The task: Gather every line of the listing below that contains the string "blend". Matching is case-sensitive.

Dataset rows:
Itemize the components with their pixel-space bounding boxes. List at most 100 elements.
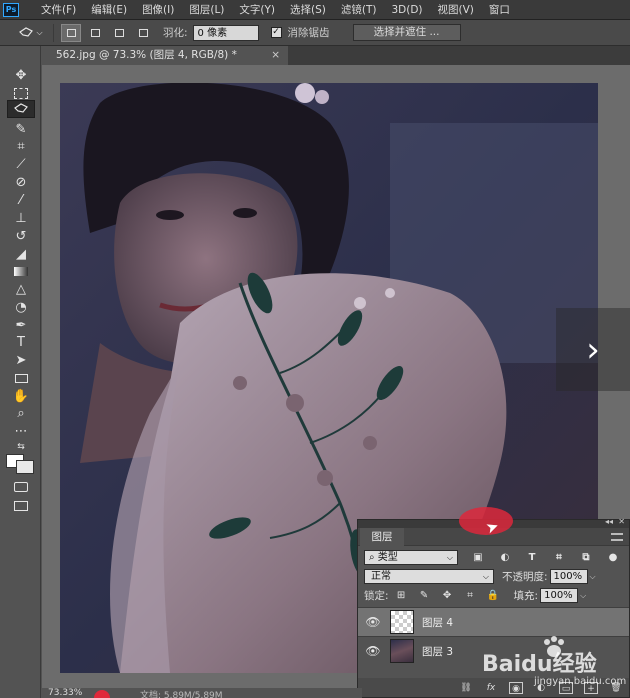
filter-type-icon[interactable]: T xyxy=(525,551,539,565)
eye-icon[interactable]: 👁 xyxy=(358,615,388,629)
lasso-tool-icon[interactable] xyxy=(7,100,35,118)
add-to-selection-button[interactable] xyxy=(85,24,105,42)
move-tool-icon[interactable]: ✥ xyxy=(7,66,35,84)
antialias-checkbox[interactable]: ✓ xyxy=(270,27,282,38)
menu-3d[interactable]: 3D(D) xyxy=(391,4,422,16)
chevron-down-icon: ⌵ xyxy=(446,553,453,562)
menu-window[interactable]: 窗口 xyxy=(489,2,510,17)
lock-transparent-icon[interactable]: ⊞ xyxy=(395,589,408,602)
feather-input[interactable]: 0 像素 xyxy=(192,24,259,41)
tab-layers[interactable]: 图层 xyxy=(360,528,404,546)
layer-name[interactable]: 图层 4 xyxy=(422,615,453,630)
eyedropper-tool-icon[interactable]: ⟋ xyxy=(7,155,35,173)
feather-label: 羽化: xyxy=(163,27,188,39)
watermark: Baidu经验 jingyan.baidu.com xyxy=(478,632,628,692)
menu-edit[interactable]: 编辑(E) xyxy=(91,2,127,17)
zoom-level[interactable]: 73.33% xyxy=(48,688,82,698)
lock-all-icon[interactable]: 🔒 xyxy=(487,589,500,602)
subtract-selection-button[interactable] xyxy=(109,24,129,42)
status-bar: 73.33% 文档: 5.89M/5.89M xyxy=(42,688,362,698)
history-brush-tool-icon[interactable]: ↺ xyxy=(7,227,35,245)
ps-logo: Ps xyxy=(3,2,19,17)
divider xyxy=(53,23,54,42)
lock-position-icon[interactable]: ✥ xyxy=(441,589,454,602)
menu-select[interactable]: 选择(S) xyxy=(290,2,326,17)
collapse-panel-icon[interactable]: ◂◂ xyxy=(605,517,613,526)
blend-mode-select[interactable]: 正常 ⌵ xyxy=(364,569,494,584)
filter-shape-icon[interactable]: ⌗ xyxy=(552,551,566,565)
next-slide-button[interactable]: › xyxy=(556,308,630,391)
close-tab-icon[interactable]: × xyxy=(271,46,280,65)
filter-toggle-icon[interactable]: ● xyxy=(606,551,620,565)
filter-adjustment-icon[interactable]: ◐ xyxy=(498,551,512,565)
clone-stamp-tool-icon[interactable]: ⊥ xyxy=(7,209,35,227)
layer-filter-row: ⌕ 类型 ⌵ ▣ ◐ T ⌗ ⧉ ● xyxy=(358,548,629,567)
lock-fill-row: 锁定: ⊞ ✎ ✥ ⌗ 🔒 填充: 100% ⌵ xyxy=(358,586,629,605)
polygonal-lasso-icon xyxy=(19,26,34,37)
tools-panel: ✥ ✎ ⌗ ⟋ ⊘ ⁄ ⊥ ↺ ◢ △ ◔ ✒ T ➤ ✋ ⌕ ⋯ ⇆ xyxy=(0,46,41,698)
antialias-label: 消除锯齿 xyxy=(287,27,330,39)
document-tab-bar: 562.jpg @ 73.3% (图层 4, RGB/8) * × xyxy=(42,46,630,65)
chevron-down-icon: ⌵ xyxy=(482,572,489,581)
new-selection-button[interactable] xyxy=(61,23,81,42)
fill-input[interactable]: 100% xyxy=(540,588,579,603)
watermark-brand: Baidu经验 xyxy=(482,652,597,677)
menu-bar: Ps 文件(F) 编辑(E) 图像(I) 图层(L) 文字(Y) 选择(S) 滤… xyxy=(0,0,630,20)
layer-thumbnail xyxy=(390,610,414,634)
background-color-swatch[interactable] xyxy=(16,460,34,474)
panel-menu-icon[interactable] xyxy=(611,533,623,541)
dodge-tool-icon[interactable]: ◔ xyxy=(7,298,35,316)
layer-name[interactable]: 图层 3 xyxy=(422,644,453,659)
crop-tool-icon[interactable]: ⌗ xyxy=(7,137,35,155)
quick-selection-tool-icon[interactable]: ✎ xyxy=(7,120,35,138)
healing-brush-tool-icon[interactable]: ⊘ xyxy=(7,173,35,191)
lock-label: 锁定: xyxy=(364,590,389,602)
lock-pixels-icon[interactable]: ✎ xyxy=(418,589,431,602)
tool-preset-picker[interactable]: ⌵ xyxy=(16,23,46,43)
gradient-tool-icon[interactable] xyxy=(7,262,35,280)
opacity-label: 不透明度: xyxy=(502,571,548,583)
blur-tool-icon[interactable]: △ xyxy=(7,280,35,298)
intersect-selection-button[interactable] xyxy=(133,24,153,42)
menu-view[interactable]: 视图(V) xyxy=(438,2,474,17)
watermark-site: jingyan.baidu.com xyxy=(534,676,627,687)
select-and-mask-button[interactable]: 选择并遮住 ... xyxy=(352,24,461,41)
layer-thumbnail xyxy=(390,639,414,663)
chevron-down-icon: ⌵ xyxy=(36,27,43,37)
eye-icon[interactable]: 👁 xyxy=(358,644,388,658)
type-tool-icon[interactable]: T xyxy=(7,333,35,351)
menu-image[interactable]: 图像(I) xyxy=(142,2,174,17)
chevron-right-icon: › xyxy=(586,329,600,370)
options-bar: ⌵ 羽化: 0 像素 ✓ 消除锯齿 选择并遮住 ... xyxy=(0,20,630,46)
hand-tool-icon[interactable]: ✋ xyxy=(7,387,35,405)
document-tab[interactable]: 562.jpg @ 73.3% (图层 4, RGB/8) * × xyxy=(42,46,288,65)
zoom-tool-icon[interactable]: ⌕ xyxy=(7,404,35,422)
rectangle-tool-icon[interactable] xyxy=(7,369,35,387)
chevron-down-icon[interactable]: ⌵ xyxy=(580,591,586,601)
opacity-input[interactable]: 100% xyxy=(549,569,588,584)
quick-mask-icon[interactable] xyxy=(7,478,35,496)
menu-file[interactable]: 文件(F) xyxy=(41,2,76,17)
fill-label: 填充: xyxy=(513,590,539,602)
brush-tool-icon[interactable]: ⁄ xyxy=(7,191,35,209)
close-panel-icon[interactable]: ✕ xyxy=(618,517,625,526)
document-tab-title: 562.jpg @ 73.3% (图层 4, RGB/8) * xyxy=(56,49,237,61)
pen-tool-icon[interactable]: ✒ xyxy=(7,316,35,334)
eraser-tool-icon[interactable]: ◢ xyxy=(7,245,35,263)
path-selection-tool-icon[interactable]: ➤ xyxy=(7,351,35,369)
filter-kind-select[interactable]: ⌕ 类型 ⌵ xyxy=(364,550,458,565)
menu-filter[interactable]: 滤镜(T) xyxy=(341,2,377,17)
filter-kind-value: 类型 xyxy=(377,552,398,563)
menu-type[interactable]: 文字(Y) xyxy=(239,2,275,17)
checkmark-icon: ✓ xyxy=(272,27,280,37)
filter-pixel-icon[interactable]: ▣ xyxy=(471,551,485,565)
chevron-down-icon[interactable]: ⌵ xyxy=(590,572,596,582)
blend-mode-value: 正常 xyxy=(371,571,391,582)
menu-layer[interactable]: 图层(L) xyxy=(189,2,224,17)
photoshop-window: Ps 文件(F) 编辑(E) 图像(I) 图层(L) 文字(Y) 选择(S) 滤… xyxy=(0,0,630,698)
screen-mode-icon[interactable] xyxy=(7,497,35,515)
filter-smartobject-icon[interactable]: ⧉ xyxy=(579,551,593,565)
link-layers-icon[interactable]: ⛓ xyxy=(459,682,473,694)
lock-artboard-icon[interactable]: ⌗ xyxy=(464,589,477,602)
blend-opacity-row: 正常 ⌵ 不透明度: 100% ⌵ xyxy=(358,567,629,586)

Task output:
blend-mode-select[interactable]: 正常 ⌵ xyxy=(364,569,494,584)
blend-mode-value: 正常 xyxy=(371,571,391,582)
blend-opacity-row: 正常 ⌵ 不透明度: 100% ⌵ xyxy=(358,567,629,586)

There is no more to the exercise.